#### [Exercise]
From the listing below, extract every line in which the word "this" appears.

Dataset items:
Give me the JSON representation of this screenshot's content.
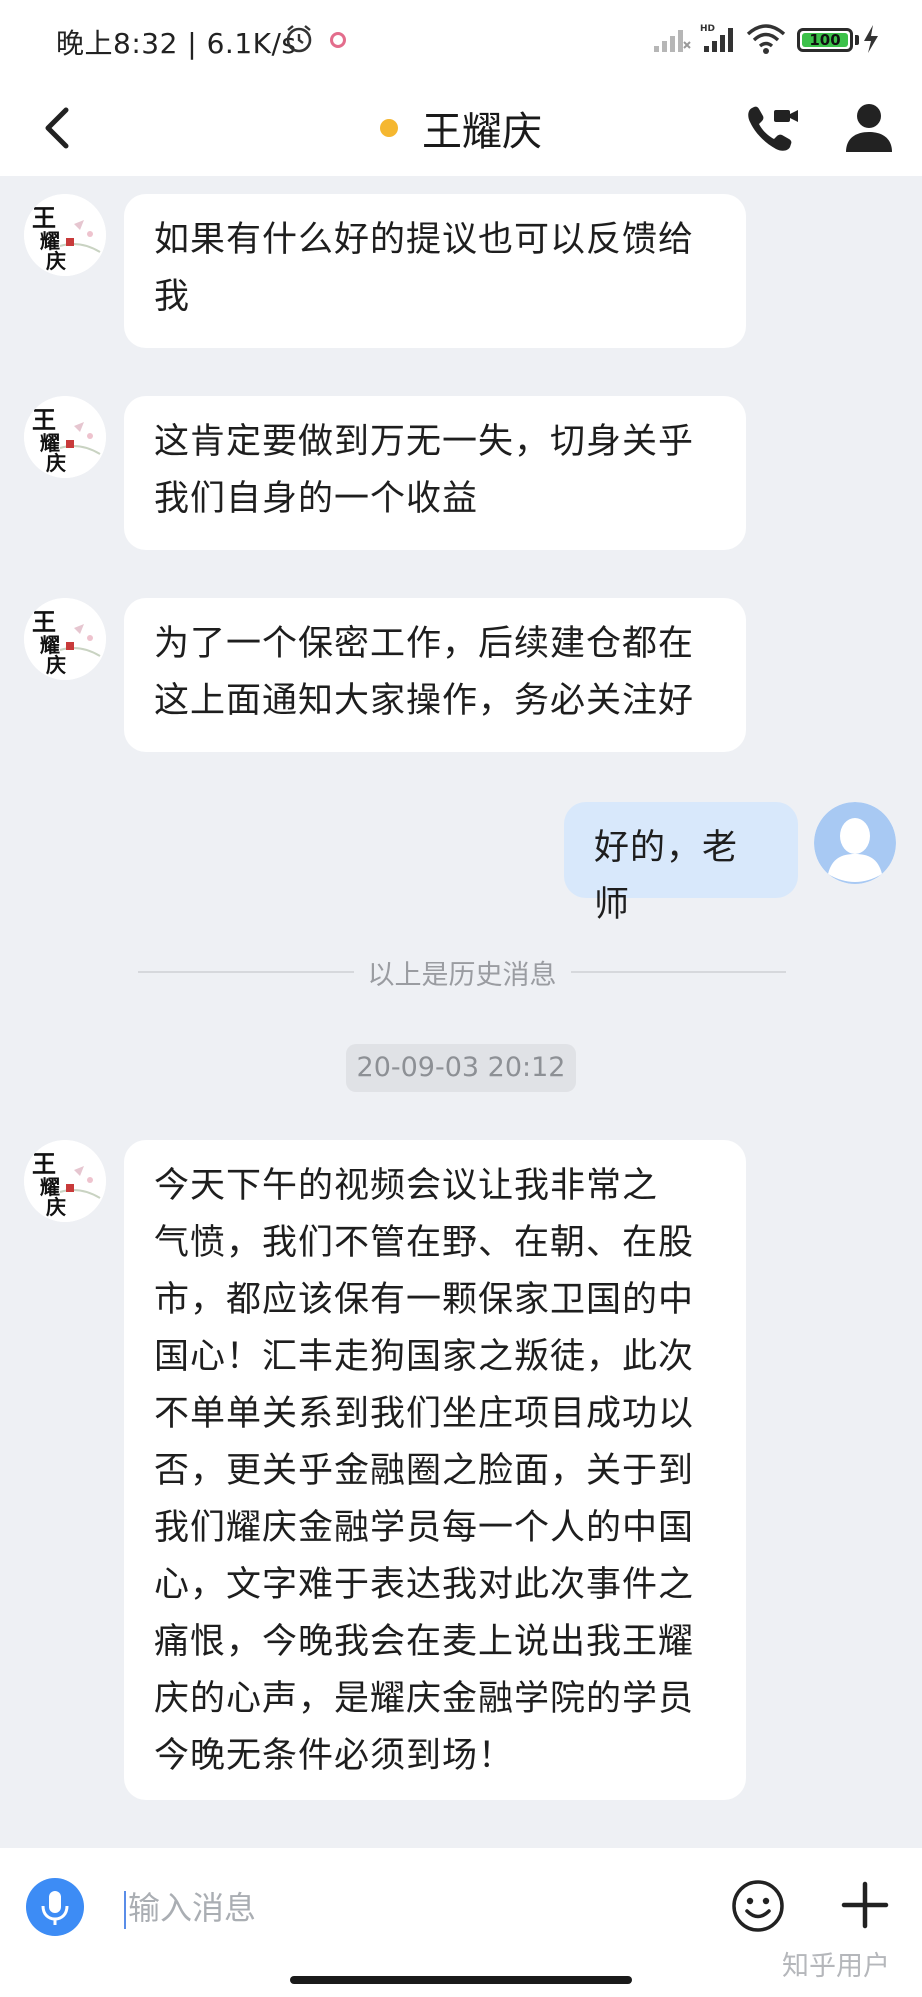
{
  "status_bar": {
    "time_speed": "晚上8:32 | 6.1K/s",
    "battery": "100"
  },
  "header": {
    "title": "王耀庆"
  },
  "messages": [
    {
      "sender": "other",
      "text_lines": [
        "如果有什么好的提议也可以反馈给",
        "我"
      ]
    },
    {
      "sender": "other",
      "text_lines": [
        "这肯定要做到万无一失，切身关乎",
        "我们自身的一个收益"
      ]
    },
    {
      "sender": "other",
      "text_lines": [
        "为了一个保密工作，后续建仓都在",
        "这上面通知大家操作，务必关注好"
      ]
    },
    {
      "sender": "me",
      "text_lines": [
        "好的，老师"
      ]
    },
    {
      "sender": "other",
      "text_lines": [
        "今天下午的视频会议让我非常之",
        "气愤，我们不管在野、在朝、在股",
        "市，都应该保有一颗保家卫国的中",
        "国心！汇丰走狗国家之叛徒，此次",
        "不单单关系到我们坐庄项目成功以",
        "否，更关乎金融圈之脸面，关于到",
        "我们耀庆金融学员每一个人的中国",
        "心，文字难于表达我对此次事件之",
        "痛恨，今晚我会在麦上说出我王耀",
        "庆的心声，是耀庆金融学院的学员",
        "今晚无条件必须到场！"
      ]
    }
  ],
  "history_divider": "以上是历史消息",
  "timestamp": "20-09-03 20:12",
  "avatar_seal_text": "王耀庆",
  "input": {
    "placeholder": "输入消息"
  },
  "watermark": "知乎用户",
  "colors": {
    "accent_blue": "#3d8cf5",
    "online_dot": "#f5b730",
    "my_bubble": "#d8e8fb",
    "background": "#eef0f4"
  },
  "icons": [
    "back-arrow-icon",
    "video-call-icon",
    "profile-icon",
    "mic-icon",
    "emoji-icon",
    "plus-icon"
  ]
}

--

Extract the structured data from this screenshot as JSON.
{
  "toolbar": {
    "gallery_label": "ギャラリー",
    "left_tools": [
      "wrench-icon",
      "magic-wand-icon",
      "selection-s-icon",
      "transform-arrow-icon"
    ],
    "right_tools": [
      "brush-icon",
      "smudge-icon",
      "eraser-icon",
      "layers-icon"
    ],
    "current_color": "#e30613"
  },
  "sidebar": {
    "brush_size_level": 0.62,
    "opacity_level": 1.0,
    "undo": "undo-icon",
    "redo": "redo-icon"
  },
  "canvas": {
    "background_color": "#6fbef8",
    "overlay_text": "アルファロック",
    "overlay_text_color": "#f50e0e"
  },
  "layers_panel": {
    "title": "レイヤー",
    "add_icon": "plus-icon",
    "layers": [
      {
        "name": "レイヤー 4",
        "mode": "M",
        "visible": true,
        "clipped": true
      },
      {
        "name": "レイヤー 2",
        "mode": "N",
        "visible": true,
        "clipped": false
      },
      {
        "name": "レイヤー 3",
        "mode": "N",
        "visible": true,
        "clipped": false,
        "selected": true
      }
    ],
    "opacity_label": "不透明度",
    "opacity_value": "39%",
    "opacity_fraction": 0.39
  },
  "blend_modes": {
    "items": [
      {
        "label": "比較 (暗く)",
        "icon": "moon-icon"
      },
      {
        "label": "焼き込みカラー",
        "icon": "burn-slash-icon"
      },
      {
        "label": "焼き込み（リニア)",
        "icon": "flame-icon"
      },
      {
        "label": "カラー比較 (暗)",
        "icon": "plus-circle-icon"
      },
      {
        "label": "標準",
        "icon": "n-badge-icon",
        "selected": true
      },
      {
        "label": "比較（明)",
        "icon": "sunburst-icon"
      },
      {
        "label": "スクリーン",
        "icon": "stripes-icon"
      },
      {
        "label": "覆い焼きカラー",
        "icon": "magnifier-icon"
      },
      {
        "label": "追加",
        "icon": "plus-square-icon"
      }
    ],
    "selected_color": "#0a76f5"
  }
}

#### [Exercise answer]
Give me the JSON representation of this screenshot's content.
Extract the structured data from this screenshot as JSON.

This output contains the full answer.